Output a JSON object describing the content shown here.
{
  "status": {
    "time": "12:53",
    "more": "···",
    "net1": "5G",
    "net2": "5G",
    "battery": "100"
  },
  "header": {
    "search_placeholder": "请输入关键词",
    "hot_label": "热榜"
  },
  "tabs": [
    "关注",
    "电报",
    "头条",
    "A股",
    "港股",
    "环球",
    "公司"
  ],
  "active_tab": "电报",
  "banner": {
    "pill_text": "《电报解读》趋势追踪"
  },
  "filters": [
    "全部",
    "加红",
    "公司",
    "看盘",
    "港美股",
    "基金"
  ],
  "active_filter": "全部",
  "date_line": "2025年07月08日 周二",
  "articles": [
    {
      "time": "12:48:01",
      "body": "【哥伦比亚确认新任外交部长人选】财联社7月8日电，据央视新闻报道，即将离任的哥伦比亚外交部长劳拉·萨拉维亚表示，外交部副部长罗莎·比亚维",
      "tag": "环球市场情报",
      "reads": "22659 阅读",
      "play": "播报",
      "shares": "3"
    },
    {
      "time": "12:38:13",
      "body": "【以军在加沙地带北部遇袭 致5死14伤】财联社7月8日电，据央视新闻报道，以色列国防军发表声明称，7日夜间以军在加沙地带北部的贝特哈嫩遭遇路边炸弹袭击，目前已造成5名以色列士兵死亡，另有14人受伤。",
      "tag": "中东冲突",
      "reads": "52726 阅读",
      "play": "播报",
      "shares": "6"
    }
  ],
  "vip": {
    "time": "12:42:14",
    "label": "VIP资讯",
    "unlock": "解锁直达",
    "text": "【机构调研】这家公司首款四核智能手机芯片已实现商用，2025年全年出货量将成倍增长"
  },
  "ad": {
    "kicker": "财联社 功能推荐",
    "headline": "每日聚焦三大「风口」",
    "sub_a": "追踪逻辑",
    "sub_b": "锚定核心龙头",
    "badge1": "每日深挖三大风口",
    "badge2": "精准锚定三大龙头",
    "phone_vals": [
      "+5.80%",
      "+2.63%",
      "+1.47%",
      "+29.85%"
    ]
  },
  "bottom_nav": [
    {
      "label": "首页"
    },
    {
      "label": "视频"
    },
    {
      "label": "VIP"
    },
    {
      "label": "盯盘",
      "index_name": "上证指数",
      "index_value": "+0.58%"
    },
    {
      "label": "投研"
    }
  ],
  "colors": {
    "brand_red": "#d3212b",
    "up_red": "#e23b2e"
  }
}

+-------+

• _Your task_
Repeat each record in full; every line must match exactly.

• _Exercise solution_
Output a JSON object describing the content shown here.
{
  "status": {
    "time": "12:53",
    "more": "···",
    "net1": "5G",
    "net2": "5G",
    "battery": "100"
  },
  "header": {
    "search_placeholder": "请输入关键词",
    "hot_label": "热榜"
  },
  "tabs": [
    "关注",
    "电报",
    "头条",
    "A股",
    "港股",
    "环球",
    "公司"
  ],
  "active_tab": "电报",
  "banner": {
    "pill_text": "《电报解读》趋势追踪"
  },
  "filters": [
    "全部",
    "加红",
    "公司",
    "看盘",
    "港美股",
    "基金"
  ],
  "active_filter": "全部",
  "date_line": "2025年07月08日 周二",
  "articles": [
    {
      "time": "12:48:01",
      "body": "【哥伦比亚确认新任外交部长人选】财联社7月8日电，据央视新闻报道，即将离任的哥伦比亚外交部长劳拉·萨拉维亚表示，外交部副部长罗莎·比亚维",
      "tag": "环球市场情报",
      "reads": "22659 阅读",
      "play": "播报",
      "shares": "3"
    },
    {
      "time": "12:38:13",
      "body": "【以军在加沙地带北部遇袭 致5死14伤】财联社7月8日电，据央视新闻报道，以色列国防军发表声明称，7日夜间以军在加沙地带北部的贝特哈嫩遭遇路边炸弹袭击，目前已造成5名以色列士兵死亡，另有14人受伤。",
      "tag": "中东冲突",
      "reads": "52726 阅读",
      "play": "播报",
      "shares": "6"
    }
  ],
  "vip": {
    "time": "12:42:14",
    "label": "VIP资讯",
    "unlock": "解锁直达",
    "text": "【机构调研】这家公司首款四核智能手机芯片已实现商用，2025年全年出货量将成倍增长"
  },
  "ad": {
    "kicker": "财联社 功能推荐",
    "headline": "每日聚焦三大「风口」",
    "sub_a": "追踪逻辑",
    "sub_b": "锚定核心龙头",
    "badge1": "每日深挖三大风口",
    "badge2": "精准锚定三大龙头",
    "phone_vals": [
      "+5.80%",
      "+2.63%",
      "+1.47%",
      "+29.85%"
    ]
  },
  "bottom_nav": [
    {
      "label": "首页"
    },
    {
      "label": "视频"
    },
    {
      "label": "VIP"
    },
    {
      "label": "盯盘",
      "index_name": "上证指数",
      "index_value": "+0.58%"
    },
    {
      "label": "投研"
    }
  ],
  "colors": {
    "brand_red": "#d3212b",
    "up_red": "#e23b2e"
  }
}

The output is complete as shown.